Supplied material -
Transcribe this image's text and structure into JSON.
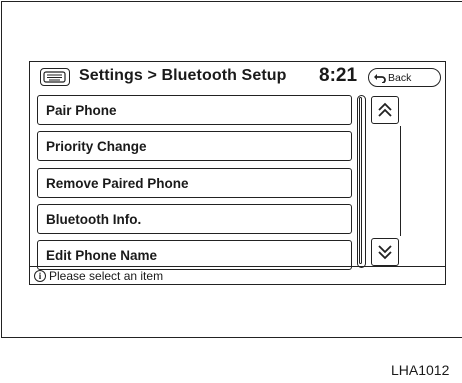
{
  "header": {
    "title": "Settings > Bluetooth Setup",
    "clock": "8:21",
    "back_label": "Back",
    "keyboard_icon": "keyboard-icon",
    "back_icon": "back-arrow-icon"
  },
  "menu": {
    "items": [
      {
        "label": "Pair Phone"
      },
      {
        "label": "Priority Change"
      },
      {
        "label": "Remove Paired Phone"
      },
      {
        "label": "Bluetooth Info."
      },
      {
        "label": "Edit Phone Name"
      }
    ]
  },
  "scroll": {
    "up_icon": "scroll-up-double-chevron-icon",
    "down_icon": "scroll-down-double-chevron-icon"
  },
  "status": {
    "icon": "info-icon",
    "icon_glyph": "i",
    "message": "Please select an item"
  },
  "figure_id": "LHA1012",
  "colors": {
    "line": "#222222",
    "background": "#ffffff"
  }
}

To be done - Keep the pictures out and write out the records exactly.

Worked answer -
Transcribe this image's text and structure into JSON.
{
  "header": {
    "title": "Settings > Bluetooth Setup",
    "clock": "8:21",
    "back_label": "Back",
    "keyboard_icon": "keyboard-icon",
    "back_icon": "back-arrow-icon"
  },
  "menu": {
    "items": [
      {
        "label": "Pair Phone"
      },
      {
        "label": "Priority Change"
      },
      {
        "label": "Remove Paired Phone"
      },
      {
        "label": "Bluetooth Info."
      },
      {
        "label": "Edit Phone Name"
      }
    ]
  },
  "scroll": {
    "up_icon": "scroll-up-double-chevron-icon",
    "down_icon": "scroll-down-double-chevron-icon"
  },
  "status": {
    "icon": "info-icon",
    "icon_glyph": "i",
    "message": "Please select an item"
  },
  "figure_id": "LHA1012",
  "colors": {
    "line": "#222222",
    "background": "#ffffff"
  }
}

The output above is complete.